[Stored records]
────────────────────────────────────────
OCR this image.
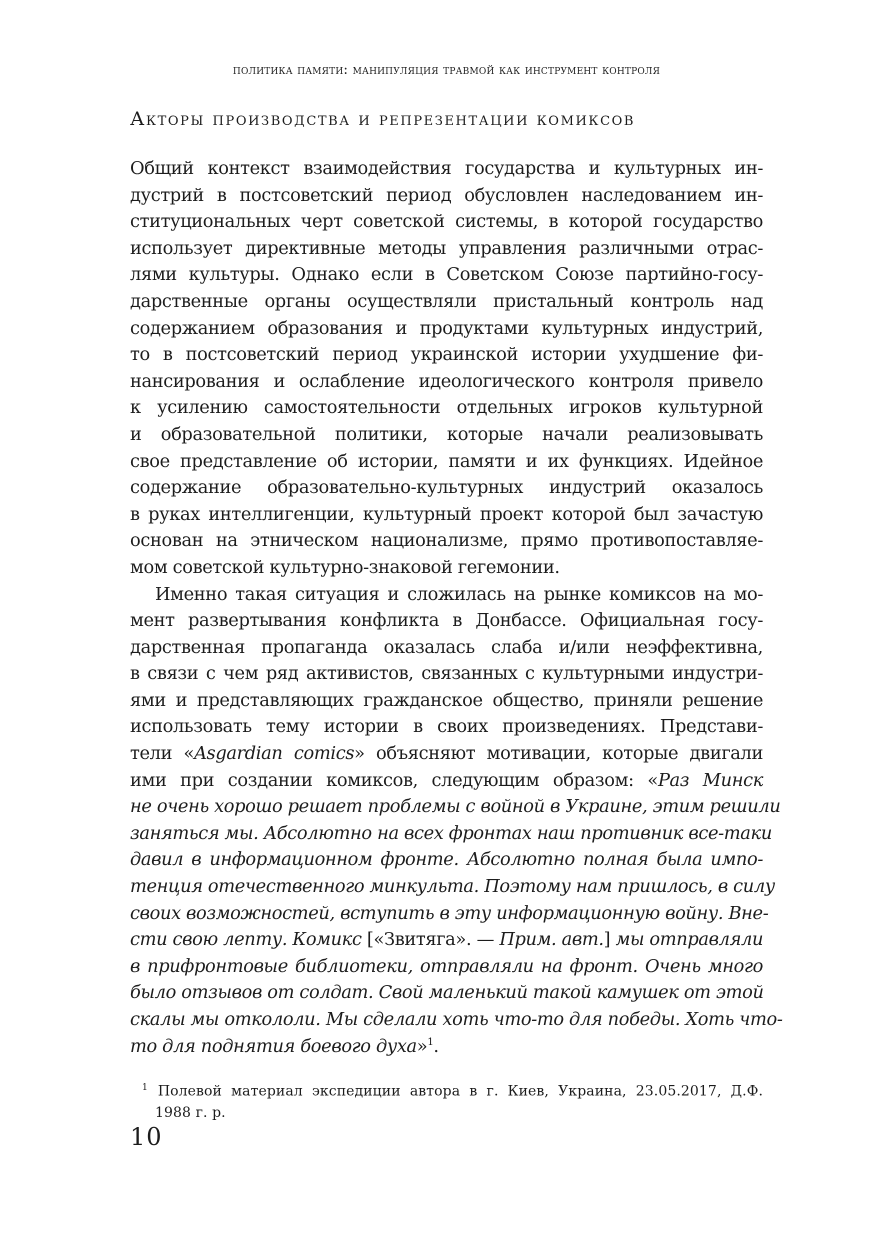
политика памяти: манипуляция травмой как инструмент контроля
Акторы производства и репрезентации комиксов
Общий контекст взаимодействия государства и культурных ин-
дустрий в постсоветский период обусловлен наследованием ин-
ституциональных черт советской системы, в которой государство
использует директивные методы управления различными отрас-
лями культуры. Однако если в Советском Союзе партийно-госу-
дарственные органы осуществляли пристальный контроль над
содержанием образования и продуктами культурных индустрий,
то в постсоветский период украинской истории ухудшение фи-
нансирования и ослабление идеологического контроля привело
к усилению самостоятельности отдельных игроков культурной
и образовательной политики, которые начали реализовывать
свое представление об истории, памяти и их функциях. Идейное
содержание образовательно-культурных индустрий оказалось
в руках интеллигенции, культурный проект которой был зачастую
основан на этническом национализме, прямо противопоставляе-
мом советской культурно-знаковой гегемонии.
Именно такая ситуация и сложилась на рынке комиксов на мо-
мент развертывания конфликта в Донбассе. Официальная госу-
дарственная пропаганда оказалась слаба и/или неэффективна,
в связи с чем ряд активистов, связанных с культурными индустри-
ями и представляющих гражданское общество, приняли решение
использовать тему истории в своих произведениях. Представи-
тели «Asgardian comics» объясняют мотивации, которые двигали
ими при создании комиксов, следующим образом: «Раз Минск
не очень хорошо решает проблемы с войной в Украине, этим решили
заняться мы. Абсолютно на всех фронтах наш противник все-таки
давил в информационном фронте. Абсолютно полная была импо-
тенция отечественного минкульта. Поэтому нам пришлось, в силу
своих возможностей, вступить в эту информационную войну. Вне-
сти свою лепту. Комикс [«Звитяга». — Прим. авт.] мы отправляли
в прифронтовые библиотеки, отправляли на фронт. Очень много
было отзывов от солдат. Свой маленький такой камушек от этой
скалы мы откололи. Мы сделали хоть что-то для победы. Хоть что-
то для поднятия боевого духа»$^1$.
$^1$ Полевой материал экспедиции автора в г. Киев, Украина, 23.05.2017, Д.Ф.
1988 г. р.
10
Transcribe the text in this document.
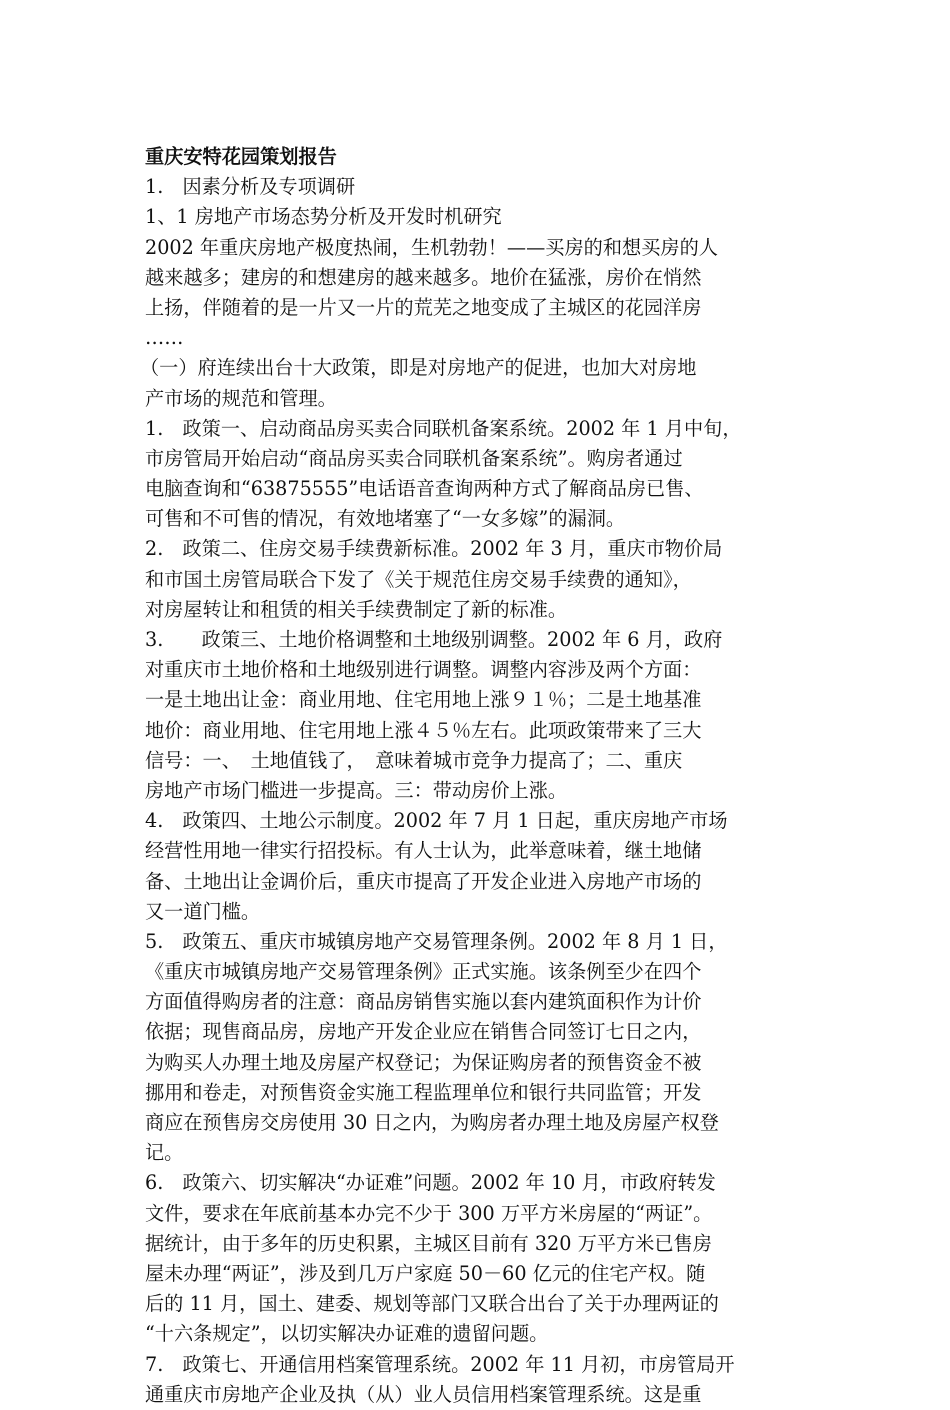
重庆安特花园策划报告
1.　因素分析及专项调研
1、1 房地产市场态势分析及开发时机研究
2002 年重庆房地产极度热闹，生机勃勃！——买房的和想买房的人
越来越多；建房的和想建房的越来越多。地价在猛涨，房价在悄然
上扬，伴随着的是一片又一片的荒芜之地变成了主城区的花园洋房
……
（一）府连续出台十大政策，即是对房地产的促进，也加大对房地
产市场的规范和管理。
1.　政策一、启动商品房买卖合同联机备案系统。2002 年 1 月中旬，
市房管局开始启动“商品房买卖合同联机备案系统”。购房者通过
电脑查询和“63875555”电话语音查询两种方式了解商品房已售、
可售和不可售的情况，有效地堵塞了“一女多嫁”的漏洞。
2.　政策二、住房交易手续费新标准。2002 年 3 月，重庆市物价局
和市国土房管局联合下发了《关于规范住房交易手续费的通知》，
对房屋转让和租赁的相关手续费制定了新的标准。
3.　　政策三、土地价格调整和土地级别调整。2002 年 6 月，政府
对重庆市土地价格和土地级别进行调整。调整内容涉及两个方面：
一是土地出让金：商业用地、住宅用地上涨９１％；二是土地基准
地价：商业用地、住宅用地上涨４５％左右。此项政策带来了三大
信号：一、　土地值钱了，　意味着城市竞争力提高了；二、重庆
房地产市场门槛进一步提高。三：带动房价上涨。
4.　政策四、土地公示制度。2002 年 7 月 1 日起，重庆房地产市场
经营性用地一律实行招投标。有人士认为，此举意味着，继土地储
备、土地出让金调价后，重庆市提高了开发企业进入房地产市场的
又一道门槛。
5.　政策五、重庆市城镇房地产交易管理条例。2002 年 8 月 1 日，
《重庆市城镇房地产交易管理条例》正式实施。该条例至少在四个
方面值得购房者的注意：商品房销售实施以套内建筑面积作为计价
依据；现售商品房，房地产开发企业应在销售合同签订七日之内，
为购买人办理土地及房屋产权登记；为保证购房者的预售资金不被
挪用和卷走，对预售资金实施工程监理单位和银行共同监管；开发
商应在预售房交房使用 30 日之内，为购房者办理土地及房屋产权登
记。
6.　政策六、切实解决“办证难”问题。2002 年 10 月，市政府转发
文件，要求在年底前基本办完不少于 300 万平方米房屋的“两证”。
据统计，由于多年的历史积累，主城区目前有 320 万平方米已售房
屋未办理“两证”，涉及到几万户家庭 50－60 亿元的住宅产权。随
后的 11 月，国土、建委、规划等部门又联合出台了关于办理两证的
“十六条规定”，以切实解决办证难的遗留问题。
7.　政策七、开通信用档案管理系统。2002 年 11 月初，市房管局开
通重庆市房地产企业及执（从）业人员信用档案管理系统。这是重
────────────────────────────────────────
→ PROBLEM: Output all of the data exactly as it stands, minus any images.

→ TASK ANSWER:
OCR this image.
политика памяти: манипуляция травмой как инструмент контроля
Акторы производства и репрезентации комиксов
Общий контекст взаимодействия государства и культурных ин-
дустрий в постсоветский период обусловлен наследованием ин-
ституциональных черт советской системы, в которой государство
использует директивные методы управления различными отрас-
лями культуры. Однако если в Советском Союзе партийно-госу-
дарственные органы осуществляли пристальный контроль над
содержанием образования и продуктами культурных индустрий,
то в постсоветский период украинской истории ухудшение фи-
нансирования и ослабление идеологического контроля привело
к усилению самостоятельности отдельных игроков культурной
и образовательной политики, которые начали реализовывать
свое представление об истории, памяти и их функциях. Идейное
содержание образовательно-культурных индустрий оказалось
в руках интеллигенции, культурный проект которой был зачастую
основан на этническом национализме, прямо противопоставляе-
мом советской культурно-знаковой гегемонии.
Именно такая ситуация и сложилась на рынке комиксов на мо-
мент развертывания конфликта в Донбассе. Официальная госу-
дарственная пропаганда оказалась слаба и/или неэффективна,
в связи с чем ряд активистов, связанных с культурными индустри-
ями и представляющих гражданское общество, приняли решение
использовать тему истории в своих произведениях. Представи-
тели «Asgardian comics» объясняют мотивации, которые двигали
ими при создании комиксов, следующим образом: «Раз Минск
не очень хорошо решает проблемы с войной в Украине, этим решили
заняться мы. Абсолютно на всех фронтах наш противник все-таки
давил в информационном фронте. Абсолютно полная была импо-
тенция отечественного минкульта. Поэтому нам пришлось, в силу
своих возможностей, вступить в эту информационную войну. Вне-
сти свою лепту. Комикс [«Звитяга». — Прим. авт.] мы отправляли
в прифронтовые библиотеки, отправляли на фронт. Очень много
было отзывов от солдат. Свой маленький такой камушек от этой
скалы мы откололи. Мы сделали хоть что-то для победы. Хоть что-
то для поднятия боевого духа»$^1$.
$^1$ Полевой материал экспедиции автора в г. Киев, Украина, 23.05.2017, Д.Ф.
1988 г. р.
10
Transcribe the text in this document.
重庆安特花园策划报告
1.　因素分析及专项调研
1、1 房地产市场态势分析及开发时机研究
2002 年重庆房地产极度热闹，生机勃勃！——买房的和想买房的人
越来越多；建房的和想建房的越来越多。地价在猛涨，房价在悄然
上扬，伴随着的是一片又一片的荒芜之地变成了主城区的花园洋房
……
（一）府连续出台十大政策，即是对房地产的促进，也加大对房地
产市场的规范和管理。
1.　政策一、启动商品房买卖合同联机备案系统。2002 年 1 月中旬，
市房管局开始启动“商品房买卖合同联机备案系统”。购房者通过
电脑查询和“63875555”电话语音查询两种方式了解商品房已售、
可售和不可售的情况，有效地堵塞了“一女多嫁”的漏洞。
2.　政策二、住房交易手续费新标准。2002 年 3 月，重庆市物价局
和市国土房管局联合下发了《关于规范住房交易手续费的通知》，
对房屋转让和租赁的相关手续费制定了新的标准。
3.　　政策三、土地价格调整和土地级别调整。2002 年 6 月，政府
对重庆市土地价格和土地级别进行调整。调整内容涉及两个方面：
一是土地出让金：商业用地、住宅用地上涨９１％；二是土地基准
地价：商业用地、住宅用地上涨４５％左右。此项政策带来了三大
信号：一、　土地值钱了，　意味着城市竞争力提高了；二、重庆
房地产市场门槛进一步提高。三：带动房价上涨。
4.　政策四、土地公示制度。2002 年 7 月 1 日起，重庆房地产市场
经营性用地一律实行招投标。有人士认为，此举意味着，继土地储
备、土地出让金调价后，重庆市提高了开发企业进入房地产市场的
又一道门槛。
5.　政策五、重庆市城镇房地产交易管理条例。2002 年 8 月 1 日，
《重庆市城镇房地产交易管理条例》正式实施。该条例至少在四个
方面值得购房者的注意：商品房销售实施以套内建筑面积作为计价
依据；现售商品房，房地产开发企业应在销售合同签订七日之内，
为购买人办理土地及房屋产权登记；为保证购房者的预售资金不被
挪用和卷走，对预售资金实施工程监理单位和银行共同监管；开发
商应在预售房交房使用 30 日之内，为购房者办理土地及房屋产权登
记。
6.　政策六、切实解决“办证难”问题。2002 年 10 月，市政府转发
文件，要求在年底前基本办完不少于 300 万平方米房屋的“两证”。
据统计，由于多年的历史积累，主城区目前有 320 万平方米已售房
屋未办理“两证”，涉及到几万户家庭 50－60 亿元的住宅产权。随
后的 11 月，国土、建委、规划等部门又联合出台了关于办理两证的
“十六条规定”，以切实解决办证难的遗留问题。
7.　政策七、开通信用档案管理系统。2002 年 11 月初，市房管局开
通重庆市房地产企业及执（从）业人员信用档案管理系统。这是重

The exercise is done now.